[Element and coordinate records]
(begin)

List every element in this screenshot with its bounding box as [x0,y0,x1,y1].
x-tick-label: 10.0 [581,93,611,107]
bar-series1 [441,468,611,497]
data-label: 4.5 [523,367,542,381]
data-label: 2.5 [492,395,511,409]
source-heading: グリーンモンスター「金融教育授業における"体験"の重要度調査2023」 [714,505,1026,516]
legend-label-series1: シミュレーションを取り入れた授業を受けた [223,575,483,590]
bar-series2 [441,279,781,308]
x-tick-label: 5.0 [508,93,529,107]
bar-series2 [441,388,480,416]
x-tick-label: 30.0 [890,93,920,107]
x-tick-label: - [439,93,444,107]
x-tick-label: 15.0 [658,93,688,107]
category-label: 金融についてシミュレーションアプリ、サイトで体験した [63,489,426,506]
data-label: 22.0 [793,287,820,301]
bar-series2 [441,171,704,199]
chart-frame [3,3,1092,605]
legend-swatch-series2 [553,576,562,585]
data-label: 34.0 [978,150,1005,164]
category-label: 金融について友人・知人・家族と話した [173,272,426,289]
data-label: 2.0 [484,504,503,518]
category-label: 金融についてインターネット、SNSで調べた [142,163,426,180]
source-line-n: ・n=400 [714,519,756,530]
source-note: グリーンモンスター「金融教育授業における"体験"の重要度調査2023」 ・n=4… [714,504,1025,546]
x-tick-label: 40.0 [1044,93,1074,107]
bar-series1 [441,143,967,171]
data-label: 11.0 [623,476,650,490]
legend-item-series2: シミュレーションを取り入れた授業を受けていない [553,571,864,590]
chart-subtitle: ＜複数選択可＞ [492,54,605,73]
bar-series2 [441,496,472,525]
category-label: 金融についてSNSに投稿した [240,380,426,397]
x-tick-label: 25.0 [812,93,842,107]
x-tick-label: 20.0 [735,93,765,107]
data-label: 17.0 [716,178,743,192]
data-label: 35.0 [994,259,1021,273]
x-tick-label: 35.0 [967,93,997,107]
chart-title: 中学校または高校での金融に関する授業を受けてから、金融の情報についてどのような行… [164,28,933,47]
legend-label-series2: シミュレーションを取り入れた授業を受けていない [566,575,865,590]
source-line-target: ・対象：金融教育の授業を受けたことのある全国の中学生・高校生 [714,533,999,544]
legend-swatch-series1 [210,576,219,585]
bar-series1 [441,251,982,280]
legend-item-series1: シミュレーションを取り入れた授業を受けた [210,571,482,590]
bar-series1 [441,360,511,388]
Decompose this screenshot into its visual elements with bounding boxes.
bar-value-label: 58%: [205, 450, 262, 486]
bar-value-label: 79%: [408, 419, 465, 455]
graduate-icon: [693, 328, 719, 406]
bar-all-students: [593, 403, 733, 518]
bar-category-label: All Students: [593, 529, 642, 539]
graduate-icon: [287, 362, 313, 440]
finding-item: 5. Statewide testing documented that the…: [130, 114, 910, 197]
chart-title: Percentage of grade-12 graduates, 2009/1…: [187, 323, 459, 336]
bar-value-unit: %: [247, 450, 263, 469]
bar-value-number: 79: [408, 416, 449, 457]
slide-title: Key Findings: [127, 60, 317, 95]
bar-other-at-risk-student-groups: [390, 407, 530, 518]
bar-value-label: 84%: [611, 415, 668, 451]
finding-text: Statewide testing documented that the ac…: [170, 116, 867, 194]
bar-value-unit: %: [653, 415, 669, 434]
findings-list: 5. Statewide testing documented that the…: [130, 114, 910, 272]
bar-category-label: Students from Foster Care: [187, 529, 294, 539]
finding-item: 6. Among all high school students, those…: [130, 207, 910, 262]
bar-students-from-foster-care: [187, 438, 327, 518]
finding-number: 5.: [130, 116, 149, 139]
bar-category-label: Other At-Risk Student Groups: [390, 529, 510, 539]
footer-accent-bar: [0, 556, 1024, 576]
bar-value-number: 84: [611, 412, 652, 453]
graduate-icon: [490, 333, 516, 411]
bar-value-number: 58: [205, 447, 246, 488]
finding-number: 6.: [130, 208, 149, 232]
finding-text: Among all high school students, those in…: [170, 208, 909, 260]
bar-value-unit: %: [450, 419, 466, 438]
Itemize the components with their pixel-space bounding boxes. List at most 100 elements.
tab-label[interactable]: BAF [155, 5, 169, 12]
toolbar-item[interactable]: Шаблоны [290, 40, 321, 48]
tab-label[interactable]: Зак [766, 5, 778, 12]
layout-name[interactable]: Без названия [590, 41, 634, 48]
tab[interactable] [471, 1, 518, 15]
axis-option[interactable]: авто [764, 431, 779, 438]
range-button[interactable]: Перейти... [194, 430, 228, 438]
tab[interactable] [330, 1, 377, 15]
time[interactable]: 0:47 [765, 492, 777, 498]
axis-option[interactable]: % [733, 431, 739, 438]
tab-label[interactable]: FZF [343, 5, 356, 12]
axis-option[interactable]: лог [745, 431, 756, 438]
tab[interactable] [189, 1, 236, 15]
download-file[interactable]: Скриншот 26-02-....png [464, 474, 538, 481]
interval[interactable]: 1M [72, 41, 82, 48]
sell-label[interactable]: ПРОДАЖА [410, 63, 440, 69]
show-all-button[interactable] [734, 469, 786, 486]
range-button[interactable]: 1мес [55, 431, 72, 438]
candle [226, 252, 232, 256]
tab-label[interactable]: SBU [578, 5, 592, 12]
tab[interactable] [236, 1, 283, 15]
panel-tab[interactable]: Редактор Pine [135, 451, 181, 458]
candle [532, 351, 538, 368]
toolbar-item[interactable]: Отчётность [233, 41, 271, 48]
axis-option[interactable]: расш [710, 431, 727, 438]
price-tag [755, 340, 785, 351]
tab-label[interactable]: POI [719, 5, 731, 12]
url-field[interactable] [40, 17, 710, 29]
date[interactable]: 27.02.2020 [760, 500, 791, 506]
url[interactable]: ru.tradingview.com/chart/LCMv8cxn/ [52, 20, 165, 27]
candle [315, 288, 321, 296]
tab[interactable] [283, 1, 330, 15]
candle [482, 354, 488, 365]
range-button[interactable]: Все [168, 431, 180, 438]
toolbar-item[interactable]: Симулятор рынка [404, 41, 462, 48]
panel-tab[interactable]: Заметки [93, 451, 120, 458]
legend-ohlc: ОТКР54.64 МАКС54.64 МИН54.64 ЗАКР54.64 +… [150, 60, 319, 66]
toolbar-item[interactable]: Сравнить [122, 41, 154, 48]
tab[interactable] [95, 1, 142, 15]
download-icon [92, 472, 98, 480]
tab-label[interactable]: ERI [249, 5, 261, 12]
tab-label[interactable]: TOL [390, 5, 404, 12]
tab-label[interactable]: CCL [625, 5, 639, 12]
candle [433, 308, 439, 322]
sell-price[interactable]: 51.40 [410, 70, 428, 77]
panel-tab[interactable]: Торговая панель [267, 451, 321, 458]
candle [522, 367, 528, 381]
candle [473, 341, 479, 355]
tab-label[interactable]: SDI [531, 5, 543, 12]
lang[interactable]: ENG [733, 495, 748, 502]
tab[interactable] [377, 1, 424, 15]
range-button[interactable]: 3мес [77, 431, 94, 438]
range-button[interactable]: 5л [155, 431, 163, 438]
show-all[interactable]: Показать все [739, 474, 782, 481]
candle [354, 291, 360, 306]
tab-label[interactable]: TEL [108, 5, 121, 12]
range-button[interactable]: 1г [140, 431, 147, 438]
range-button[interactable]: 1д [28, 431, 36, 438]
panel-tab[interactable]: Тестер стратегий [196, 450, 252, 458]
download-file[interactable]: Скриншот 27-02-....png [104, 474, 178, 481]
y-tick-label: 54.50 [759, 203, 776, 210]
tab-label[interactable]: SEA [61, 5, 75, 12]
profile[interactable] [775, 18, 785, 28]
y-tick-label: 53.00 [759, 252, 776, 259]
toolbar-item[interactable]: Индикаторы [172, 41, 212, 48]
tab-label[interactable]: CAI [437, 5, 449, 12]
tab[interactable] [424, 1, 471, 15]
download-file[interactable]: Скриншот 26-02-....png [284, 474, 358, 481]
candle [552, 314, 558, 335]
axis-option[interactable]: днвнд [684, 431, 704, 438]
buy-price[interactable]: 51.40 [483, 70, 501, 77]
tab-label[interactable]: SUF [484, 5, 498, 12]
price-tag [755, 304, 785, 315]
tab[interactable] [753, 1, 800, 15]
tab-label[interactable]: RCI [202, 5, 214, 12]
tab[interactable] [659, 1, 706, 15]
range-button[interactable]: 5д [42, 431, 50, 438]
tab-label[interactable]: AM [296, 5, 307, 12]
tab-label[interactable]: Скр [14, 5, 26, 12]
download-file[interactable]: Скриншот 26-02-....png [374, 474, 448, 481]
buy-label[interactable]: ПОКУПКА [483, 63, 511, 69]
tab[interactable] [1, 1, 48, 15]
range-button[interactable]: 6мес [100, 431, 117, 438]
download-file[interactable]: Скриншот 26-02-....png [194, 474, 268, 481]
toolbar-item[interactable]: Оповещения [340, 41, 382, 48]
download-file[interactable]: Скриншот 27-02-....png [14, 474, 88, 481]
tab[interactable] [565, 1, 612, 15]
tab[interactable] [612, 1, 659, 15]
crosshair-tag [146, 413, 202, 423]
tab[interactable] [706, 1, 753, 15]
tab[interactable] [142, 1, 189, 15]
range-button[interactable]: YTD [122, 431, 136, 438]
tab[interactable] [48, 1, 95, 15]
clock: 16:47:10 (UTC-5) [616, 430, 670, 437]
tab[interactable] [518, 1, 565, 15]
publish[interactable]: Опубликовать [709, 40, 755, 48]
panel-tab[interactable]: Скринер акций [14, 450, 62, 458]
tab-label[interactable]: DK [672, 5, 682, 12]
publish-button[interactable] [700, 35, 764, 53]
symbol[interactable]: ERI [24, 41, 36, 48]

(end)

What this task involves
Starting at the beginning of the records and ending at the line containing "data-label: 2.0 [484,504,503,518]", write those lines out again, substituting "axis-tick-label" for every "x-tick-label" and leaving everything else unchanged.

The completed task
List every element in this screenshot with its bounding box as [x0,y0,x1,y1].
axis-tick-label: 10.0 [581,93,611,107]
bar-series1 [441,468,611,497]
data-label: 4.5 [523,367,542,381]
data-label: 2.5 [492,395,511,409]
source-heading: グリーンモンスター「金融教育授業における"体験"の重要度調査2023」 [714,505,1026,516]
legend-label-series1: シミュレーションを取り入れた授業を受けた [223,575,483,590]
bar-series2 [441,279,781,308]
axis-tick-label: 5.0 [508,93,529,107]
bar-series2 [441,388,480,416]
axis-tick-label: 30.0 [890,93,920,107]
axis-tick-label: - [439,93,444,107]
axis-tick-label: 15.0 [658,93,688,107]
category-label: 金融についてシミュレーションアプリ、サイトで体験した [63,489,426,506]
data-label: 22.0 [793,287,820,301]
bar-series2 [441,171,704,199]
chart-frame [3,3,1092,605]
legend-swatch-series2 [553,576,562,585]
data-label: 34.0 [978,150,1005,164]
category-label: 金融について友人・知人・家族と話した [173,272,426,289]
data-label: 2.0 [484,504,503,518]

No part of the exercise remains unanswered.